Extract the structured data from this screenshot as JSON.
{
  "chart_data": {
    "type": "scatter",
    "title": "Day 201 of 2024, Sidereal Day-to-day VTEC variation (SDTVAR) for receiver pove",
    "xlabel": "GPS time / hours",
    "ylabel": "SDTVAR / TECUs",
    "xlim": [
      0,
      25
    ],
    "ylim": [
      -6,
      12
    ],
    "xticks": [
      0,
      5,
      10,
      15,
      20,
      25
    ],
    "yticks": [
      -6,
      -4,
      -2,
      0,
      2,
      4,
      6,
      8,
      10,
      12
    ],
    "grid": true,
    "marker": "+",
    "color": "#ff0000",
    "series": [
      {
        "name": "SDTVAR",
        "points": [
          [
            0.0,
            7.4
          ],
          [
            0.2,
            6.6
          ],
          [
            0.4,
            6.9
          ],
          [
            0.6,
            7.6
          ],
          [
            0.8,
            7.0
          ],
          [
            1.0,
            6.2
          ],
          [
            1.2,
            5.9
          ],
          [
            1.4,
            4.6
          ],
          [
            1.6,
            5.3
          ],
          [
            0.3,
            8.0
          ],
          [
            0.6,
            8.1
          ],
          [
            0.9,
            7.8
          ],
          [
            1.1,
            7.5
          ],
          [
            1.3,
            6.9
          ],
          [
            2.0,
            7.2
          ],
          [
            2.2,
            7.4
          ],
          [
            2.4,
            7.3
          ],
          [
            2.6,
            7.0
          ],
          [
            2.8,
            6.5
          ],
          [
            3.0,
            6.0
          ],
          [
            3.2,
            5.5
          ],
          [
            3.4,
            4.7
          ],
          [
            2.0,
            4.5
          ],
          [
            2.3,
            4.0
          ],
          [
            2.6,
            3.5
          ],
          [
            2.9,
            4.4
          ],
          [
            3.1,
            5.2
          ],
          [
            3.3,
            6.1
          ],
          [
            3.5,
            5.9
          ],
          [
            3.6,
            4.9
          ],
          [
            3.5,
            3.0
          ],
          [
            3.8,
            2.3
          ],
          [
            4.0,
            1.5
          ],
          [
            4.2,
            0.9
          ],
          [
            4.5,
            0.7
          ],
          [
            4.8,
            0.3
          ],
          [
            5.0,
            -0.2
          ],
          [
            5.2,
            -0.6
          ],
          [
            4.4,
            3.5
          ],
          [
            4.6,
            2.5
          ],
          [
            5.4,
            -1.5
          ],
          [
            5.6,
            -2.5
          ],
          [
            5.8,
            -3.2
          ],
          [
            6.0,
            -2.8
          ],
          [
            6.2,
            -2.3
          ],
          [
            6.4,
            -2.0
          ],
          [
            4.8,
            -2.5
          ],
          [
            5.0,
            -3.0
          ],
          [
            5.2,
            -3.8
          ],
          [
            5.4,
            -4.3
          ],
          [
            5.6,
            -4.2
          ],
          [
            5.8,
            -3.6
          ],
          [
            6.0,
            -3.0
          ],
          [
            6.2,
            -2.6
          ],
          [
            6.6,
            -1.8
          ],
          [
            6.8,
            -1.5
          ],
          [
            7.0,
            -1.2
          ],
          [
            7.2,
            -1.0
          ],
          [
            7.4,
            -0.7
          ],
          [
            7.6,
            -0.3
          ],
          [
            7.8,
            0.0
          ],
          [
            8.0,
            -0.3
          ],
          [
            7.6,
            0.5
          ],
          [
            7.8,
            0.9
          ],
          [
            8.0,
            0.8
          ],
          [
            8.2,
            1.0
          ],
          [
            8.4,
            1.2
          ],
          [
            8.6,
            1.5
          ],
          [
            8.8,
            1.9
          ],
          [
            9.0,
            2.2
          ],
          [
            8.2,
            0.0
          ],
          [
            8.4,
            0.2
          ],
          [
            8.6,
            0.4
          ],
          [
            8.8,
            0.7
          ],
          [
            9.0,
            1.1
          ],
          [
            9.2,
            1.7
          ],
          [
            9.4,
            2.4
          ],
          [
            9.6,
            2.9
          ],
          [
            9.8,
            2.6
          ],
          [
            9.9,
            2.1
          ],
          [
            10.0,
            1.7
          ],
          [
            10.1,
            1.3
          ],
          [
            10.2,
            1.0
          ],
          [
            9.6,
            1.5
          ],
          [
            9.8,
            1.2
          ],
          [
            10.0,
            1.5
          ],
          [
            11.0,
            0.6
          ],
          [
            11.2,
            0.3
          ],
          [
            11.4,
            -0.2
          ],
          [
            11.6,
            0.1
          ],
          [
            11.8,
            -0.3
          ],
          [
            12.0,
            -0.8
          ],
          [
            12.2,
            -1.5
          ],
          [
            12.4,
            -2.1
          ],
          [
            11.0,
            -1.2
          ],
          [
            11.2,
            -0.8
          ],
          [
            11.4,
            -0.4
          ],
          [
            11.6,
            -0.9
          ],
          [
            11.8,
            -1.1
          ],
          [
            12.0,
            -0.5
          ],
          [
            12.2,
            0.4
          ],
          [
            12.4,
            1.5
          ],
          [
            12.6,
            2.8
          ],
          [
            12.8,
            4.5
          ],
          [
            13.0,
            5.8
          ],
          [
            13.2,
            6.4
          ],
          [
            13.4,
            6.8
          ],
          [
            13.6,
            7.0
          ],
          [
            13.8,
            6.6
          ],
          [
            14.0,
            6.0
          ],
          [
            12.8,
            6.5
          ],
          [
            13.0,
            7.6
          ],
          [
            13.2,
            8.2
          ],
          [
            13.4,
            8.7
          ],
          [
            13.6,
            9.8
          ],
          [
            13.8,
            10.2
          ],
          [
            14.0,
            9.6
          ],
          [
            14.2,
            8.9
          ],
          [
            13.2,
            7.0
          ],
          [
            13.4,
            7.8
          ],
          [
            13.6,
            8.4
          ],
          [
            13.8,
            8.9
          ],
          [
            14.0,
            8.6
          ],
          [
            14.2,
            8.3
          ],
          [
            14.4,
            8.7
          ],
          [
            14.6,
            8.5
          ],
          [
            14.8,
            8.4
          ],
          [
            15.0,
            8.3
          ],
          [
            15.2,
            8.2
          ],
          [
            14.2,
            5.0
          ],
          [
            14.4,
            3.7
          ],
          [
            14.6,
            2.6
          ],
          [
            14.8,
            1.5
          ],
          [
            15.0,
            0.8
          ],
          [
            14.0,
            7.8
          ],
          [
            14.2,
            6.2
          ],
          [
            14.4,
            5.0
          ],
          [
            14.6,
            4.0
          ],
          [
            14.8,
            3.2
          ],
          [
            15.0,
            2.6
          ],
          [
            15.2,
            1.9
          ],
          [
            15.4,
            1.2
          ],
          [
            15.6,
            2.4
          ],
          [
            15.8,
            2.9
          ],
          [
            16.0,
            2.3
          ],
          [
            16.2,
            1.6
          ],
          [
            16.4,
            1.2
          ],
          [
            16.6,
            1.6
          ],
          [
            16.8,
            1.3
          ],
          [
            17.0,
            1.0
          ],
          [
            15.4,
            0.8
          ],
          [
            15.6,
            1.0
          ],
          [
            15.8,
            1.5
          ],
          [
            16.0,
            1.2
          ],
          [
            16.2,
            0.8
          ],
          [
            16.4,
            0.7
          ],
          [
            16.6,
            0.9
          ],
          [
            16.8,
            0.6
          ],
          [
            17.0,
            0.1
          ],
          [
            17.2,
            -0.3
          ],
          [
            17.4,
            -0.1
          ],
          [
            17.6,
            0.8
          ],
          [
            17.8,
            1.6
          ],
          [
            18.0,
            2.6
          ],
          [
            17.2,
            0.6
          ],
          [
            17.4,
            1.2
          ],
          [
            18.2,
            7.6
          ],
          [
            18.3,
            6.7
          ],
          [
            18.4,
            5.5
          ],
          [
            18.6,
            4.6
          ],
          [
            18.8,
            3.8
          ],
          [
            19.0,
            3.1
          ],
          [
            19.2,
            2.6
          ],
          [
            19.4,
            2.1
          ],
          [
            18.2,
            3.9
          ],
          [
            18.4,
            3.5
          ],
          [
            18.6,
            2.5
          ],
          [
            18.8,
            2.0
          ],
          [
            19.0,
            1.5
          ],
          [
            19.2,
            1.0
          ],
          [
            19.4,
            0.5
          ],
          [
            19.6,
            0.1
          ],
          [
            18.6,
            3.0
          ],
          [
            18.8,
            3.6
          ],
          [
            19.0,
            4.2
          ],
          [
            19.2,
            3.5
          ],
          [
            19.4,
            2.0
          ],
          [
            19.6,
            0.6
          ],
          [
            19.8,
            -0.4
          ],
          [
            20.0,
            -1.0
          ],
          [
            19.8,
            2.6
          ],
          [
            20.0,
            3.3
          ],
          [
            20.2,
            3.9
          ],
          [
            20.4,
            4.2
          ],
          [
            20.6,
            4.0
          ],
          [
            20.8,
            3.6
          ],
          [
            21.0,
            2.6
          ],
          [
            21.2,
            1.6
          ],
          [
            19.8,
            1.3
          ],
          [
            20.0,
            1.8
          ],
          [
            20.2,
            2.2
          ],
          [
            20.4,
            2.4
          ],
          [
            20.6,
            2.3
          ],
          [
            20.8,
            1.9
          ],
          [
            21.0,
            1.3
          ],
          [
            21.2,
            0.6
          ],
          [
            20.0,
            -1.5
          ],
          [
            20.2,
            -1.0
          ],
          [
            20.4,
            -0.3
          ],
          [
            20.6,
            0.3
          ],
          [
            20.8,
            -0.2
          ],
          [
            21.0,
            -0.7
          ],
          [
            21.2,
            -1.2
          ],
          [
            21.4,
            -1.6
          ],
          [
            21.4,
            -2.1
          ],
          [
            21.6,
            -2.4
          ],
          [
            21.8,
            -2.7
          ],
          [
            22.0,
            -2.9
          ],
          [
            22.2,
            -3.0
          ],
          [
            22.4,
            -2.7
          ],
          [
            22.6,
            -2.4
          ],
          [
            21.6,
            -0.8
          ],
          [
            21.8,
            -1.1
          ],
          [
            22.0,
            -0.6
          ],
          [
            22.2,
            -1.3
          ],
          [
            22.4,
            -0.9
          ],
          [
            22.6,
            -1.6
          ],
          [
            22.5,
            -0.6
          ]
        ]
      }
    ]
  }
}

Instruction: Pull out all lines from the entries above in which the word "SDTVAR" appears.

Output of the task:
    "title": "Day 201 of 2024, Sidereal Day-to-day VTEC variation (SDTVAR) for receiver pove",
    "ylabel": "SDTVAR / TECUs",
        "name": "SDTVAR",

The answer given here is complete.